#### Problem description:
Reproduce each line of the records below verbatim, with no changes to wording, numbers, or punctuation.

#### Supplied entries:

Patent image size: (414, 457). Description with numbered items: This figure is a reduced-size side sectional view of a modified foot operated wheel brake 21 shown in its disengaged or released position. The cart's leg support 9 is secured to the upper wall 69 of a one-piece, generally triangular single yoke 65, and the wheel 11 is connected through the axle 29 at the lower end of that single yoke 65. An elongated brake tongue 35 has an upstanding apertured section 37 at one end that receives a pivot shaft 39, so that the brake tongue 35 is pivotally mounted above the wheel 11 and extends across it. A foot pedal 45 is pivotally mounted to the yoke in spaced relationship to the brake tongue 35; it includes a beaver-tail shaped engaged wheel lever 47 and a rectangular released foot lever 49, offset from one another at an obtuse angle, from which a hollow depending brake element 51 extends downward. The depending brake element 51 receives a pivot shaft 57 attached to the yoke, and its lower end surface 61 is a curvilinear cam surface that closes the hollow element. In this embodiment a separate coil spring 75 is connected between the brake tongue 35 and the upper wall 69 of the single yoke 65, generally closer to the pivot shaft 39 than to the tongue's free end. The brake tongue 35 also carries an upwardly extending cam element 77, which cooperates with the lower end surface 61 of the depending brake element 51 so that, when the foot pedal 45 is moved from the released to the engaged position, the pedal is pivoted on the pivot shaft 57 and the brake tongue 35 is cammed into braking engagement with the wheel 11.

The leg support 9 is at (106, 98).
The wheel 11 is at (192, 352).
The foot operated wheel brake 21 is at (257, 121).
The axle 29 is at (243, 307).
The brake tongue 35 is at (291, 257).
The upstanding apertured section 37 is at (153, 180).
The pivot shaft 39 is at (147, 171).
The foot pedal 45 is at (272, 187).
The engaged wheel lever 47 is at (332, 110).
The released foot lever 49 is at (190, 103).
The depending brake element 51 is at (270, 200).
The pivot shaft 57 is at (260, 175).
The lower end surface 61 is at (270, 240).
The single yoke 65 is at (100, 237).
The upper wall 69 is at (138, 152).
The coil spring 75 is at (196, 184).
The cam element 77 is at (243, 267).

#### Written response:
Patent image size: (414, 457). Description with numbered items: This figure is a reduced-size side sectional view of a modified foot operated wheel brake 21 shown in its disengaged or released position. The cart's leg support 9 is secured to the upper wall 69 of a one-piece, generally triangular single yoke 65, and the wheel 11 is connected through the axle 29 at the lower end of that single yoke 65. An elongated brake tongue 35 has an upstanding apertured section 37 at one end that receives a pivot shaft 39, so that the brake tongue 35 is pivotally mounted above the wheel 11 and extends across it. A foot pedal 45 is pivotally mounted to the yoke in spaced relationship to the brake tongue 35; it includes a beaver-tail shaped engaged wheel lever 47 and a rectangular released foot lever 49, offset from one another at an obtuse angle, from which a hollow depending brake element 51 extends downward. The depending brake element 51 receives a pivot shaft 57 attached to the yoke, and its lower end surface 61 is a curvilinear cam surface that closes the hollow element. In this embodiment a separate coil spring 75 is connected between the brake tongue 35 and the upper wall 69 of the single yoke 65, generally closer to the pivot shaft 39 than to the tongue's free end. The brake tongue 35 also carries an upwardly extending cam element 77, which cooperates with the lower end surface 61 of the depending brake element 51 so that, when the foot pedal 45 is moved from the released to the engaged position, the pedal is pivoted on the pivot shaft 57 and the brake tongue 35 is cammed into braking engagement with the wheel 11.

The leg support 9 is at (106, 98).
The wheel 11 is at (192, 352).
The foot operated wheel brake 21 is at (257, 121).
The axle 29 is at (243, 307).
The brake tongue 35 is at (291, 257).
The upstanding apertured section 37 is at (153, 180).
The pivot shaft 39 is at (147, 171).
The foot pedal 45 is at (272, 187).
The engaged wheel lever 47 is at (332, 110).
The released foot lever 49 is at (190, 103).
The depending brake element 51 is at (270, 200).
The pivot shaft 57 is at (260, 175).
The lower end surface 61 is at (270, 240).
The single yoke 65 is at (100, 237).
The upper wall 69 is at (138, 152).
The coil spring 75 is at (196, 184).
The cam element 77 is at (243, 267).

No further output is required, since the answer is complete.